== MATERIAL

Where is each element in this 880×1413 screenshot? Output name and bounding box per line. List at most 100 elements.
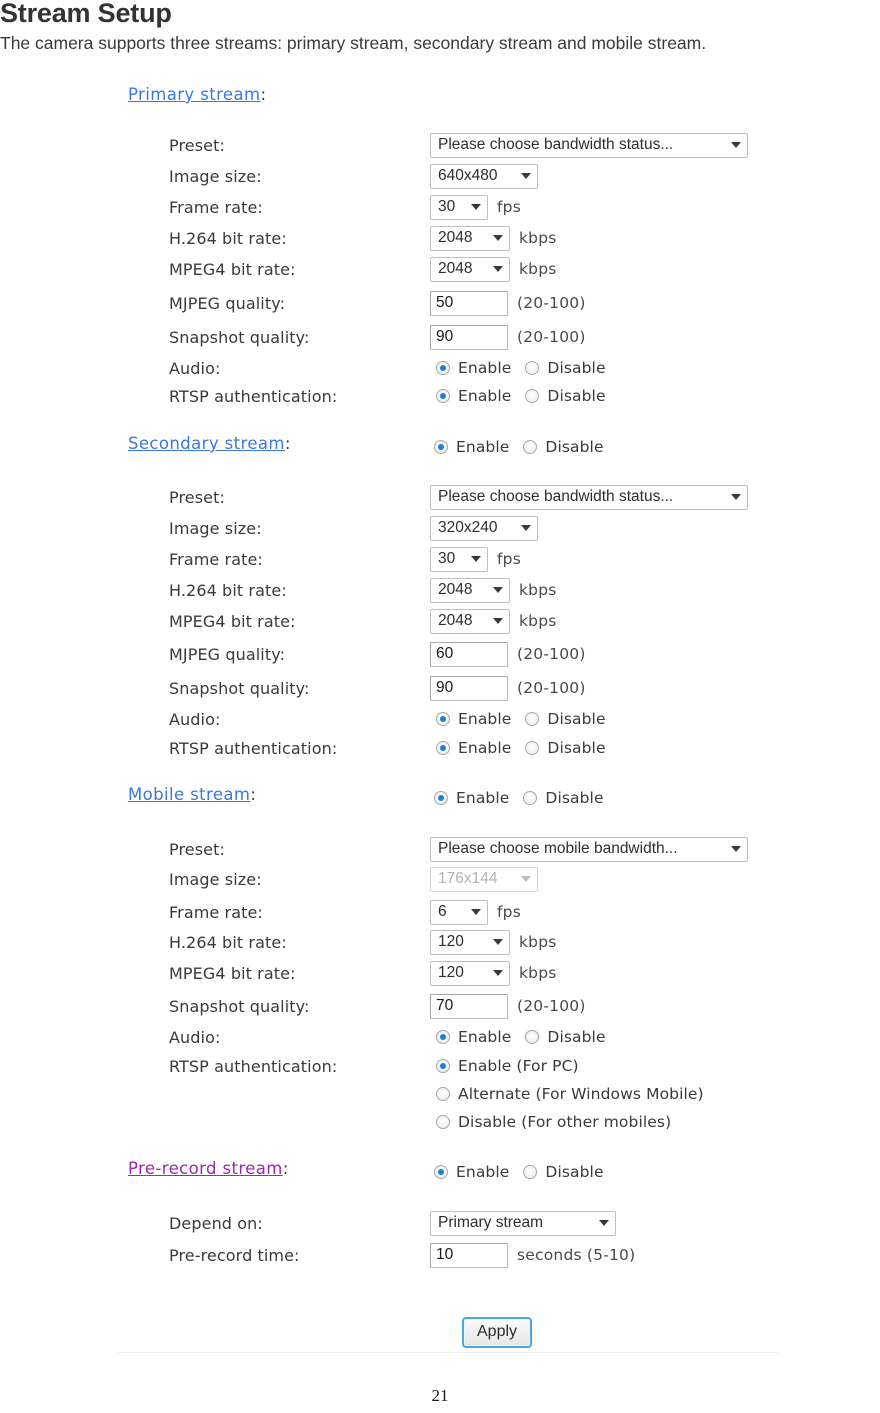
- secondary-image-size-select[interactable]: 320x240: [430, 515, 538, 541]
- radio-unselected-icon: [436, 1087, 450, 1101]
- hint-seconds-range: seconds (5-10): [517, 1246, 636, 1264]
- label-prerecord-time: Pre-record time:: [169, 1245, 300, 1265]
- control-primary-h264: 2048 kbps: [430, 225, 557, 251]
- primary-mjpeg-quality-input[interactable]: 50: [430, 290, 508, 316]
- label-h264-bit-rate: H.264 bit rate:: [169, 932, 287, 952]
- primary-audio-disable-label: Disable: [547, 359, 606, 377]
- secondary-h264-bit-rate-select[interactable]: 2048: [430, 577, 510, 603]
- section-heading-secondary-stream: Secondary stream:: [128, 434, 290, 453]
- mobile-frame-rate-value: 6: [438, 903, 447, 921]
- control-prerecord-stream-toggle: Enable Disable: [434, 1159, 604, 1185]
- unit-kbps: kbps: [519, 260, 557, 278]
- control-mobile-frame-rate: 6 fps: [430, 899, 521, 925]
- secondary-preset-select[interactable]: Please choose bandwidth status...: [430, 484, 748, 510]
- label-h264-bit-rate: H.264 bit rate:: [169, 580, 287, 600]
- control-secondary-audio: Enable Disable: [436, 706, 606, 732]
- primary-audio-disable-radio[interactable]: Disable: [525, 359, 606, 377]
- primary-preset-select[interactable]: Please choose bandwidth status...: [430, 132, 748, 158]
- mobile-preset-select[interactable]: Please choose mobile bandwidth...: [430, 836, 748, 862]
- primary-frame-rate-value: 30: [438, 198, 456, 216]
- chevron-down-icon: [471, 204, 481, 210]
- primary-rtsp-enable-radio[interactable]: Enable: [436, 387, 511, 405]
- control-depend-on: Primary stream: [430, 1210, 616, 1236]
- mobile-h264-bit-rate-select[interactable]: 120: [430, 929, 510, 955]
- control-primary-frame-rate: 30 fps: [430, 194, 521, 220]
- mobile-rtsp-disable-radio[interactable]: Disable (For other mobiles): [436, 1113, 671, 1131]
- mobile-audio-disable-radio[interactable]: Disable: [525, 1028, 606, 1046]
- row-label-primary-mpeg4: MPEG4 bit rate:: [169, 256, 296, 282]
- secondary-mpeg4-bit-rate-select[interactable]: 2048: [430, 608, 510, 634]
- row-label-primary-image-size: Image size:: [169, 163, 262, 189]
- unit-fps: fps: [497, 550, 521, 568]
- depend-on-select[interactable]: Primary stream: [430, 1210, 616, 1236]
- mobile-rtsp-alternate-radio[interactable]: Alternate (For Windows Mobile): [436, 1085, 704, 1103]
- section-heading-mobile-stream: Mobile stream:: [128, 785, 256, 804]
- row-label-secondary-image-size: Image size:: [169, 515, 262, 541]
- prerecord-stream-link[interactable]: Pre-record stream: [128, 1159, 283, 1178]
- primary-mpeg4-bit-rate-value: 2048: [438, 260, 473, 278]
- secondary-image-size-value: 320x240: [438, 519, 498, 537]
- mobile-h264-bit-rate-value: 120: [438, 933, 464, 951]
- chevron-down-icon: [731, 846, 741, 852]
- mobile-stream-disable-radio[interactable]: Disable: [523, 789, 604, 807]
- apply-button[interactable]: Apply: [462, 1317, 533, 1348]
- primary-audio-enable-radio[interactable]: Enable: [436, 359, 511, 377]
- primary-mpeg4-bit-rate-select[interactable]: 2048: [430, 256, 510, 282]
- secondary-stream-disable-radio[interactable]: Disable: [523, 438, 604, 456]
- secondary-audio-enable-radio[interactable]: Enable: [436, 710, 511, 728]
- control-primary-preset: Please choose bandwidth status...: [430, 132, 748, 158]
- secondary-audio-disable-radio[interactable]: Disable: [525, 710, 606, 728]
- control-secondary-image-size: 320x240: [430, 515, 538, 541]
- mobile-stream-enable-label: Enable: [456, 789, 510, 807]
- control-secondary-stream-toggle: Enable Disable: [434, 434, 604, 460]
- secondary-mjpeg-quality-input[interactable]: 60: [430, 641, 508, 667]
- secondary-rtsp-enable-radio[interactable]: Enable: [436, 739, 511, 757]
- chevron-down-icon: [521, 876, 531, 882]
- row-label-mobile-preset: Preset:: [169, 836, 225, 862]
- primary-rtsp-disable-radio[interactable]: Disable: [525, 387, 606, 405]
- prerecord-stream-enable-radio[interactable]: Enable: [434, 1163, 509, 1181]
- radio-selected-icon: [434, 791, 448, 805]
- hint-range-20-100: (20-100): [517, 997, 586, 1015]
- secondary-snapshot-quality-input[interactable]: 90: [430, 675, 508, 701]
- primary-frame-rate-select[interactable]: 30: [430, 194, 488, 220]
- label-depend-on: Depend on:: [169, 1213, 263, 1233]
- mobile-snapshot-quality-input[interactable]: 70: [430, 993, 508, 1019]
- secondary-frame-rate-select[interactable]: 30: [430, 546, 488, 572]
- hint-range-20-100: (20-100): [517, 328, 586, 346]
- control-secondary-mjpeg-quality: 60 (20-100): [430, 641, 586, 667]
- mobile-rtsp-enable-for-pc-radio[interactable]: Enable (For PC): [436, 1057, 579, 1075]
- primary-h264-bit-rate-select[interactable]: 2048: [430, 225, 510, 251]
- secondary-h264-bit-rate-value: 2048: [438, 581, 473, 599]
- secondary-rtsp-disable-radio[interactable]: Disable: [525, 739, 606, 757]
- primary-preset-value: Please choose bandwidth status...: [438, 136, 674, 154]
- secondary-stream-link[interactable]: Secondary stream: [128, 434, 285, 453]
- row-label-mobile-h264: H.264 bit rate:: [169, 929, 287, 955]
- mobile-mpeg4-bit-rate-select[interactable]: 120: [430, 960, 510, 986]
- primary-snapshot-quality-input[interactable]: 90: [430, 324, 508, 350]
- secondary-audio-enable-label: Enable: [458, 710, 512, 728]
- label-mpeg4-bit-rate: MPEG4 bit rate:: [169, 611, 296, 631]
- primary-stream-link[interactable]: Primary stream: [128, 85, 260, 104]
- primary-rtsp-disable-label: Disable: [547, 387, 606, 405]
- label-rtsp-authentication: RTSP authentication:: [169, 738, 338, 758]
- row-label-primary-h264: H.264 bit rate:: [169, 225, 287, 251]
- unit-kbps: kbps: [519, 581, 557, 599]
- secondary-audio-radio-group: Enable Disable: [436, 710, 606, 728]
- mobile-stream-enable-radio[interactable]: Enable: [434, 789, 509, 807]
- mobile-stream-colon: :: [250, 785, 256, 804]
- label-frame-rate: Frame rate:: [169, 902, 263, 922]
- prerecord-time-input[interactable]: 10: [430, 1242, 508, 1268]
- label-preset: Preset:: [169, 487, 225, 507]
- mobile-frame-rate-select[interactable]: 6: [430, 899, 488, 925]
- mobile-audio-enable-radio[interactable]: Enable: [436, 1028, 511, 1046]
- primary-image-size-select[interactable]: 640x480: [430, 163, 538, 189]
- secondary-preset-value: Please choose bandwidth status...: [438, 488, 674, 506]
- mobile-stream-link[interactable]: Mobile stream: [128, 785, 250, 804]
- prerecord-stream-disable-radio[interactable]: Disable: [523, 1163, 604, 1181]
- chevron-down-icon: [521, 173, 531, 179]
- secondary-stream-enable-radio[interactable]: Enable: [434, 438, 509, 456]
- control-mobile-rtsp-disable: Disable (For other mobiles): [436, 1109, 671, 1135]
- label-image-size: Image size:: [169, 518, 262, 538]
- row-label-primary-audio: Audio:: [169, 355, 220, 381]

====
== MATERIAL

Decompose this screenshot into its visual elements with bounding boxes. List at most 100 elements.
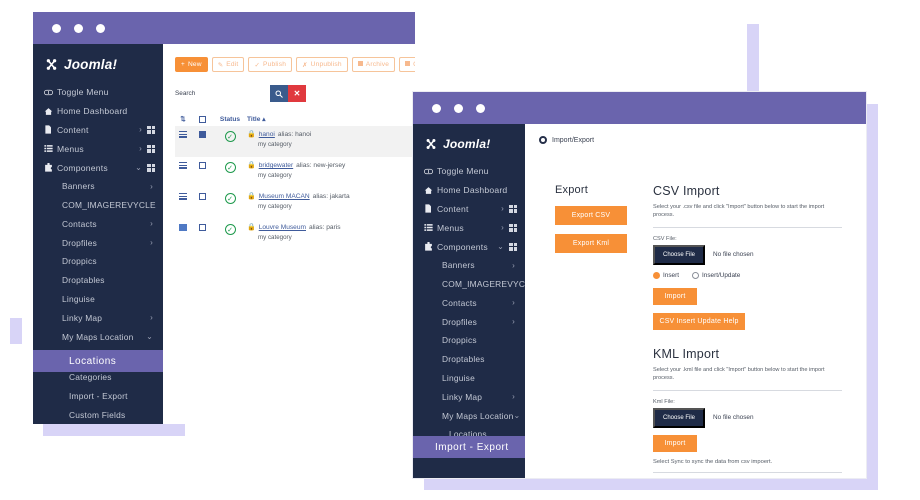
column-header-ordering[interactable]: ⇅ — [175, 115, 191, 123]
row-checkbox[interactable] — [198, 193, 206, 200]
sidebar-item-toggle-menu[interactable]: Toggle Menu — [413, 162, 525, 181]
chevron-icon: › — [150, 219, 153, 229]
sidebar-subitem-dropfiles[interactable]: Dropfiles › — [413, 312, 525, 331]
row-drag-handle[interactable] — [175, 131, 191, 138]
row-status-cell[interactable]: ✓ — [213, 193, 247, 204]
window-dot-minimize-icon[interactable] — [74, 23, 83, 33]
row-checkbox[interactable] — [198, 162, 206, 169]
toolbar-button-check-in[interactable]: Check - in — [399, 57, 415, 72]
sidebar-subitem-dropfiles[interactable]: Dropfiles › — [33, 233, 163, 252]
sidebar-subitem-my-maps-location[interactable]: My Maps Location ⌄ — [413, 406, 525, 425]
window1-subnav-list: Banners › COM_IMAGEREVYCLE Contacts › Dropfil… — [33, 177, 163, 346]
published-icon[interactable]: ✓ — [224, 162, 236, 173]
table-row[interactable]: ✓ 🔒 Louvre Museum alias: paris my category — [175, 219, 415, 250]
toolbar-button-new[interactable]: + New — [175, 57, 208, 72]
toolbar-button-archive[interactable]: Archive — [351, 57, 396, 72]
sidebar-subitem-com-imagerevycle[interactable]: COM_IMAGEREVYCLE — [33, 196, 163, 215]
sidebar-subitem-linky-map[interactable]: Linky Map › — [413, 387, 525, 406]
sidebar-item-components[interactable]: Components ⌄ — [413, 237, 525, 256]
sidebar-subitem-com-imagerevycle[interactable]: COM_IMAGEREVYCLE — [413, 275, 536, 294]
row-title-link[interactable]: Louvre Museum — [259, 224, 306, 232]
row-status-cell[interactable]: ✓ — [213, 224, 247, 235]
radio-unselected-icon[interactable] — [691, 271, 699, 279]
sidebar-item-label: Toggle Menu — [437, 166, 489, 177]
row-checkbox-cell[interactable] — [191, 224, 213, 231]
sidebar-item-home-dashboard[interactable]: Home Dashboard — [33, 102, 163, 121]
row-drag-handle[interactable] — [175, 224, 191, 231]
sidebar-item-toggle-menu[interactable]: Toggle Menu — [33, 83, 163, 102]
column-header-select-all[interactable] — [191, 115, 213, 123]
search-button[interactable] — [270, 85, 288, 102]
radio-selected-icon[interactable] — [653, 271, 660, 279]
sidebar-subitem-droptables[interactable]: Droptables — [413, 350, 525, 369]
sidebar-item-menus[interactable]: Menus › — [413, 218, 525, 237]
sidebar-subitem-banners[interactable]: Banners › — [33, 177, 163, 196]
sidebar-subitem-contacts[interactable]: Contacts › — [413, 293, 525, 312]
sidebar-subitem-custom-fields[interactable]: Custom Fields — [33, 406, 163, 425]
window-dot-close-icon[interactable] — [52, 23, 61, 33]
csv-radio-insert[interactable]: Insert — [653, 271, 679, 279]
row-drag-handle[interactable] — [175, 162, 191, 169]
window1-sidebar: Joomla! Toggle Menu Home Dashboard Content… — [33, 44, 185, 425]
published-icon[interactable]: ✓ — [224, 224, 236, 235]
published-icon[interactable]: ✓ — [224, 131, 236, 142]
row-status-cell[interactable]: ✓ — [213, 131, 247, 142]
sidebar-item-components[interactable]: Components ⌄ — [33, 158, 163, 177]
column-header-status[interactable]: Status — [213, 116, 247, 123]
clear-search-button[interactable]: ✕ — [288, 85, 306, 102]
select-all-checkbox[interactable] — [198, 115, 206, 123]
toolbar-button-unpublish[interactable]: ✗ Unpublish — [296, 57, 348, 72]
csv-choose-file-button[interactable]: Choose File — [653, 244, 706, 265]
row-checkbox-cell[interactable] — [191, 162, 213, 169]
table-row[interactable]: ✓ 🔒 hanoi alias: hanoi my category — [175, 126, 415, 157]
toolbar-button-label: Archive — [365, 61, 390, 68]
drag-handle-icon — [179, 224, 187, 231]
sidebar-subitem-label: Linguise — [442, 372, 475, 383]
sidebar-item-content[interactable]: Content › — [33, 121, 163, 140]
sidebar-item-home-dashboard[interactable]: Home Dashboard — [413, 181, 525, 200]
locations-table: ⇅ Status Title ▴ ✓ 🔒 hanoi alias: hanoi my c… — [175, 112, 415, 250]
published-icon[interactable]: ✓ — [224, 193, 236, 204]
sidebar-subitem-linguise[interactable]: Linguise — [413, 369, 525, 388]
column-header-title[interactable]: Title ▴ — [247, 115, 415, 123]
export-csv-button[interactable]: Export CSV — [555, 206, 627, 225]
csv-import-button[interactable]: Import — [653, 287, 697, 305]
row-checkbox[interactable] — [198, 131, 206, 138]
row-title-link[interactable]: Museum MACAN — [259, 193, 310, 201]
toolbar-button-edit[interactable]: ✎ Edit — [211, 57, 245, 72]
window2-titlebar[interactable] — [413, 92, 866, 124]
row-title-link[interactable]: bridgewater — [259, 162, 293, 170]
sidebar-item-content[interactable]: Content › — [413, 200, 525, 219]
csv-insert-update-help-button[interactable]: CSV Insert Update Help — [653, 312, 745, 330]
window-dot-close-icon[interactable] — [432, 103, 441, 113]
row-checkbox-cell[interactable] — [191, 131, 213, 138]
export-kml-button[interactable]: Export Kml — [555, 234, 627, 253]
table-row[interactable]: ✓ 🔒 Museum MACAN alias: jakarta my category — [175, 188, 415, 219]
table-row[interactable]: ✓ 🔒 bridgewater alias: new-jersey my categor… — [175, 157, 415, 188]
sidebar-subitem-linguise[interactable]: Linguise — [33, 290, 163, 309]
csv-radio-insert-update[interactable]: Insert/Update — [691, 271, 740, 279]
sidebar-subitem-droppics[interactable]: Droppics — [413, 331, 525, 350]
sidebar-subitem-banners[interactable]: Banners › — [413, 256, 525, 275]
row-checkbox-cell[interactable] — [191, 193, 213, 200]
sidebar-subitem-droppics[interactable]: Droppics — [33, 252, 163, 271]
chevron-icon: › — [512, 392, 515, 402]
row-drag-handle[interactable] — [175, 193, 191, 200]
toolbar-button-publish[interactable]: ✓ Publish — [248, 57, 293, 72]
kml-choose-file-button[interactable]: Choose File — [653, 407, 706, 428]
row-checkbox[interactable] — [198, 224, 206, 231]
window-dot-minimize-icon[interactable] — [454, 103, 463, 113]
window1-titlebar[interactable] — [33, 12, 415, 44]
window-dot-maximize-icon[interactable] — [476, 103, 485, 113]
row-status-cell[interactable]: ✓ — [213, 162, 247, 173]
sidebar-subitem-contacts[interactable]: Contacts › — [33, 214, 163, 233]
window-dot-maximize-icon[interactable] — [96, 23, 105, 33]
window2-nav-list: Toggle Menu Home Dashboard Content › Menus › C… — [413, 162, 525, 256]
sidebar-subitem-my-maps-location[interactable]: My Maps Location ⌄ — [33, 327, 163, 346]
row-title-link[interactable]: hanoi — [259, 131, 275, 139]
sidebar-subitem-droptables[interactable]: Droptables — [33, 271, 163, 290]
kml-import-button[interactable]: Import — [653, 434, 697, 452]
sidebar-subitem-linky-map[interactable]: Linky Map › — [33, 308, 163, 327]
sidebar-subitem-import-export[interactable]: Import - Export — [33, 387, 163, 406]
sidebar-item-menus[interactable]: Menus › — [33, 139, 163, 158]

====

» **DIRECTIONS**: Reproduce the lines of the material above verbatim, starting with the line containing "column-header-ordering[interactable]: ⇅ —" and going on through the line containing "row-checkbox[interactable] — [198, 162, 206, 169]".

» **RESPONSE**:
column-header-ordering[interactable]: ⇅ — [175, 115, 191, 123]
row-checkbox[interactable] — [198, 193, 206, 200]
sidebar-item-toggle-menu[interactable]: Toggle Menu — [413, 162, 525, 181]
chevron-icon: › — [150, 219, 153, 229]
sidebar-subitem-dropfiles[interactable]: Dropfiles › — [413, 312, 525, 331]
row-drag-handle[interactable] — [175, 131, 191, 138]
row-status-cell[interactable]: ✓ — [213, 193, 247, 204]
window-dot-minimize-icon[interactable] — [74, 23, 83, 33]
row-checkbox[interactable] — [198, 162, 206, 169]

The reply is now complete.